*DOCUMENT SEGMENT:*
=-=-=-=-=
155. Emails and testimony from the Levin-Coburn Report further confirm that Deutsche Bank knew that the representations in the Registration Statements were false. For instance, Deutsche Bank employee Greg Lippmann stated, in an email dated September 21, 2006, that “ace is generally horrible.” See Levin-Coburn Report at 339. This assessment was of course correct—as reflected above in Table 1, ACE was the depositor for 34 of the 40

Securitizations, and the Registration Statements for all of those Securitizations misstated key loan data, including owner occupancy percentages and LTV ratios. In other emails, Mr. Lippmann was more explicit, calling Deutsche Bank’s residential mortgage-backed

securitizations “crap” and “pigs” and predicting, correctly (though without advising the GSEs or other investors), that they would lose value. Id. at 10 (Lippman emails of September 1, 2006, and August 4, 2006, respectively).
=-=-=-=-=
*RECORDS SHOWN:*
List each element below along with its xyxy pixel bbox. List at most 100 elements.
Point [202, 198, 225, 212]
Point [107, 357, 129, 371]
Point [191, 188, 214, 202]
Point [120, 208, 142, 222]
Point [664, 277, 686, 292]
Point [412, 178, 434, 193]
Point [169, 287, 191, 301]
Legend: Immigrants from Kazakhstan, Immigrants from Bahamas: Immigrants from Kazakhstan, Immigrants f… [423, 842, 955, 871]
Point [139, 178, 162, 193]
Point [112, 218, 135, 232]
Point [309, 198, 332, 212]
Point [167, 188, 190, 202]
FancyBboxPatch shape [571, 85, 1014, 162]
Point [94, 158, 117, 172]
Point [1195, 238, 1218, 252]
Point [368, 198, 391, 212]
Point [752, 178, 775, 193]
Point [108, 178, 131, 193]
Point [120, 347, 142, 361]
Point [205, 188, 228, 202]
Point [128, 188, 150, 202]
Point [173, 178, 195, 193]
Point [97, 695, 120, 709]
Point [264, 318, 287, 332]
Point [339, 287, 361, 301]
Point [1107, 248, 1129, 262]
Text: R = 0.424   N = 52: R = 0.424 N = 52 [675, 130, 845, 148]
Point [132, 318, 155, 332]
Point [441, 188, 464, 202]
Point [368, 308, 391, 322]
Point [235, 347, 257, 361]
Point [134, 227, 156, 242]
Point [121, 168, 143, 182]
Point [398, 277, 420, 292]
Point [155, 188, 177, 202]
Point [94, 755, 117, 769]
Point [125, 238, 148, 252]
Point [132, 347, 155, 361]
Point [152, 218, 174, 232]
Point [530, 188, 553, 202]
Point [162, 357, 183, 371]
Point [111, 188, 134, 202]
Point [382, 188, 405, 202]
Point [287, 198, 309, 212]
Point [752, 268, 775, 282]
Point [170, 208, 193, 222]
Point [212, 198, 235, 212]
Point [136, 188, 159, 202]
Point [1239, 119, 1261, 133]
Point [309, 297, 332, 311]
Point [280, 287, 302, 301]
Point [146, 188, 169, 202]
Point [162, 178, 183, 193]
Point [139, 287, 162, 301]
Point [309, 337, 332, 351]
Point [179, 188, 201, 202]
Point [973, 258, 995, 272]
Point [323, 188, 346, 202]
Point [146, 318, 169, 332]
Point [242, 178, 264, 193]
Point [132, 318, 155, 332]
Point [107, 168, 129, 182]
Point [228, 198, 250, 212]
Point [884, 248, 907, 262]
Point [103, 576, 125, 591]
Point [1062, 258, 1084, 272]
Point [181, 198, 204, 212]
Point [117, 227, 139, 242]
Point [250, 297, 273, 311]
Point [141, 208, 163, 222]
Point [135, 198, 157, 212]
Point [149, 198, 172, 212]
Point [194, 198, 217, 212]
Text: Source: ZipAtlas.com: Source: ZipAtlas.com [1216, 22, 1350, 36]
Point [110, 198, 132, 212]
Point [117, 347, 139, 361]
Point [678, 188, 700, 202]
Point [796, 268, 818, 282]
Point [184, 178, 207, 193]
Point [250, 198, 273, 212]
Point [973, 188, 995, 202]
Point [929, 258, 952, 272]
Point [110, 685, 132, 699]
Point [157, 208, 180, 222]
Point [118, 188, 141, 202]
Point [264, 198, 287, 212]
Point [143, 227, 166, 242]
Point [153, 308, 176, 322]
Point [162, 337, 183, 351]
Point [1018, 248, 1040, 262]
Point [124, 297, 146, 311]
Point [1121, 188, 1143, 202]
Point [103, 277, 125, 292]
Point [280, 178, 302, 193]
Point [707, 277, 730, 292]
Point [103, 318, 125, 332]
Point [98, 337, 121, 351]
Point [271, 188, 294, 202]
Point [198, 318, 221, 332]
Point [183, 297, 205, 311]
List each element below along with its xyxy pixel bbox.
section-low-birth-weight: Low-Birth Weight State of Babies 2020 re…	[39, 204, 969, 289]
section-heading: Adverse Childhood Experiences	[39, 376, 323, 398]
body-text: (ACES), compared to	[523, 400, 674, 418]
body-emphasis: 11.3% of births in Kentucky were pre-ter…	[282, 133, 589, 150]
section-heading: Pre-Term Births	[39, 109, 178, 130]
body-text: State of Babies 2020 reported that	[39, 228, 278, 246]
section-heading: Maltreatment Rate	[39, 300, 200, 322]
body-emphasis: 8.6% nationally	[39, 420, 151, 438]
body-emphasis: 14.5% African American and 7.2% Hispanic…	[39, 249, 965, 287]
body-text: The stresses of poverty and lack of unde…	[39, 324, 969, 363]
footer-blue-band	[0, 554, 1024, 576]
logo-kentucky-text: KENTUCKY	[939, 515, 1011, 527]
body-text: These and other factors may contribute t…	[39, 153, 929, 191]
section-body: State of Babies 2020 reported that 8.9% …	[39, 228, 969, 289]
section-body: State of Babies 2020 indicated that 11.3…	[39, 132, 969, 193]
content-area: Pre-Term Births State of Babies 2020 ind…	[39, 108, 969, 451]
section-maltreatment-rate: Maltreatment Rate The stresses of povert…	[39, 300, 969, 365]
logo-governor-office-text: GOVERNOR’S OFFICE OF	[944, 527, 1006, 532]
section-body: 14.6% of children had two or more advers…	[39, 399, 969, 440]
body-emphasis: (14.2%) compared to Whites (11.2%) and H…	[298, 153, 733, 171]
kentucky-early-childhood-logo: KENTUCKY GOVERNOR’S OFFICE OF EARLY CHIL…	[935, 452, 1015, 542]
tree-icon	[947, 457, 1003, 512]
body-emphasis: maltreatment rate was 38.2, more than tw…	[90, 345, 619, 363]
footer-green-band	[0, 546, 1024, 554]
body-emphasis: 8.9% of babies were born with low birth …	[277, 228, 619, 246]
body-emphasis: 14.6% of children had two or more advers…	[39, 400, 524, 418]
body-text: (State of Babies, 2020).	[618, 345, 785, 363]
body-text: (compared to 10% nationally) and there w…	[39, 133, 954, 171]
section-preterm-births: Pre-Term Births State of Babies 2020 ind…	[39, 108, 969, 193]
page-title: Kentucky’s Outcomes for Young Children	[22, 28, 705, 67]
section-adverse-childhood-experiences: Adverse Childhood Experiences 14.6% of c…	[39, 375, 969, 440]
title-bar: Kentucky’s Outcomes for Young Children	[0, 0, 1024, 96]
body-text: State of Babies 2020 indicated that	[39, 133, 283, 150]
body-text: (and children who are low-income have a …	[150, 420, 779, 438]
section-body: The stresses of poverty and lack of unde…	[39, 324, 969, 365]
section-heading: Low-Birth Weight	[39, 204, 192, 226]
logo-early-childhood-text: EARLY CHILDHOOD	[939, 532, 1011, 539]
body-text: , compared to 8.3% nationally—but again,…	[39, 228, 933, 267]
=-=-=-=-=
Print everything in the Deutsche Bank passage from "Securitizations, and the" down to "4, 2006, respectively).", word for word.

Securitizations, and the Registration Statements for all of those Securitizations misstated key loan data, including owner occupancy percentages and LTV ratios. In other emails, Mr. Lippmann was more explicit, calling Deutsche Bank’s residential mortgage-backed

securitizations “crap” and “pigs” and predicting, correctly (though without advising the GSEs or other investors), that they would lose value. Id. at 10 (Lippman emails of September 1, 2006, and August 4, 2006, respectively).